DATA FOR THIS EXERCISE
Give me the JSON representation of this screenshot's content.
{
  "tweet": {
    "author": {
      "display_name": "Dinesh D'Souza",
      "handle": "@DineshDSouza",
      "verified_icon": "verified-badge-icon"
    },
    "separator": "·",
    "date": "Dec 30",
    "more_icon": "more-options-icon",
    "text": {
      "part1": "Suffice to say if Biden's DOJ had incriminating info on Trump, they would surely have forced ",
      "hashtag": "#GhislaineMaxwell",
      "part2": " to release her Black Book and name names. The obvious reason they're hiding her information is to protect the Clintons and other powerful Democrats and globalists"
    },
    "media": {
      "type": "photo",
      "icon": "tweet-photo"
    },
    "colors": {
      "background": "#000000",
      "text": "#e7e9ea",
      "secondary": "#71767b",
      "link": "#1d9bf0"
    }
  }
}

PROBLEM DESCRIPTION
Copy out each line of the entries that holds "icon".

EXERCISE OUTPUT
      "verified_icon": "verified-badge-icon"
    "more_icon": "more-options-icon",
      "icon": "tweet-photo"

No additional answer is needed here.